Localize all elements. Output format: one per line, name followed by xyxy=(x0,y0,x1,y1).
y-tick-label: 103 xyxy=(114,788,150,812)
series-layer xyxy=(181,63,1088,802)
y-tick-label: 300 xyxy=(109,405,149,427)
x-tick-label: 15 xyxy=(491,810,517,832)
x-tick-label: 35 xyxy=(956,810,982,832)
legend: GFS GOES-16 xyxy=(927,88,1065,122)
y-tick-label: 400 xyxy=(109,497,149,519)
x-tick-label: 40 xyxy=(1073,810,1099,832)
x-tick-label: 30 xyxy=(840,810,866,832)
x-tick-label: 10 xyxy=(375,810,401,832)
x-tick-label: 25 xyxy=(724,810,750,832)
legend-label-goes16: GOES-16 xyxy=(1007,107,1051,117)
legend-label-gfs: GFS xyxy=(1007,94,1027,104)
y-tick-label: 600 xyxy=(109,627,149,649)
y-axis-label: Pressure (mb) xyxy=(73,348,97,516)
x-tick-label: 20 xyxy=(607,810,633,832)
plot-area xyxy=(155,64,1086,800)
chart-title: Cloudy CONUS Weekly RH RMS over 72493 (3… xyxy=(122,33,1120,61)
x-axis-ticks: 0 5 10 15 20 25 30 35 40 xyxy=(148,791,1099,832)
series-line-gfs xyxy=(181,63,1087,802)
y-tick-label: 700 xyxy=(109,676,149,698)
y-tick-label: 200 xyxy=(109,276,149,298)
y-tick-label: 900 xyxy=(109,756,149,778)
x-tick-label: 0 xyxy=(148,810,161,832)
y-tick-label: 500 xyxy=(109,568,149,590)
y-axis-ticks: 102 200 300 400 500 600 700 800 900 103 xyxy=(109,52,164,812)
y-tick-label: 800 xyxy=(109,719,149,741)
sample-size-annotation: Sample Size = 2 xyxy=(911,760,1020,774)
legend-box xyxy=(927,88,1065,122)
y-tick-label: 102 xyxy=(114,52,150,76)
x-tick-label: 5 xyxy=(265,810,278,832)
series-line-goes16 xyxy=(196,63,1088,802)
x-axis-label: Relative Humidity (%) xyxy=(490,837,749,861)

____________________

■ À FAIRE ■
Recopiez à l'identique chacune des lignes ci-dessus, sans en omettre aucune.

■ RÉPONSE RÉDIGÉE ■
Localize all elements. Output format: one per line, name followed by xyxy=(x0,y0,x1,y1).
y-tick-label: 103 xyxy=(114,788,150,812)
series-layer xyxy=(181,63,1088,802)
y-tick-label: 300 xyxy=(109,405,149,427)
x-tick-label: 15 xyxy=(491,810,517,832)
x-tick-label: 35 xyxy=(956,810,982,832)
legend: GFS GOES-16 xyxy=(927,88,1065,122)
y-tick-label: 400 xyxy=(109,497,149,519)
x-tick-label: 40 xyxy=(1073,810,1099,832)
x-tick-label: 30 xyxy=(840,810,866,832)
x-tick-label: 10 xyxy=(375,810,401,832)
x-tick-label: 25 xyxy=(724,810,750,832)
legend-label-goes16: GOES-16 xyxy=(1007,107,1051,117)
legend-label-gfs: GFS xyxy=(1007,94,1027,104)
y-tick-label: 600 xyxy=(109,627,149,649)
y-axis-label: Pressure (mb) xyxy=(73,348,97,516)
x-tick-label: 20 xyxy=(607,810,633,832)
plot-area xyxy=(155,64,1086,800)
chart-title: Cloudy CONUS Weekly RH RMS over 72493 (3… xyxy=(122,33,1120,61)
x-axis-ticks: 0 5 10 15 20 25 30 35 40 xyxy=(148,791,1099,832)
series-line-gfs xyxy=(181,63,1087,802)
y-tick-label: 700 xyxy=(109,676,149,698)
y-tick-label: 200 xyxy=(109,276,149,298)
y-tick-label: 900 xyxy=(109,756,149,778)
x-tick-label: 0 xyxy=(148,810,161,832)
y-tick-label: 500 xyxy=(109,568,149,590)
y-axis-ticks: 102 200 300 400 500 600 700 800 900 103 xyxy=(109,52,164,812)
y-tick-label: 800 xyxy=(109,719,149,741)
sample-size-annotation: Sample Size = 2 xyxy=(911,760,1020,774)
legend-box xyxy=(927,88,1065,122)
y-tick-label: 102 xyxy=(114,52,150,76)
x-tick-label: 5 xyxy=(265,810,278,832)
series-line-goes16 xyxy=(196,63,1088,802)
x-axis-label: Relative Humidity (%) xyxy=(490,837,749,861)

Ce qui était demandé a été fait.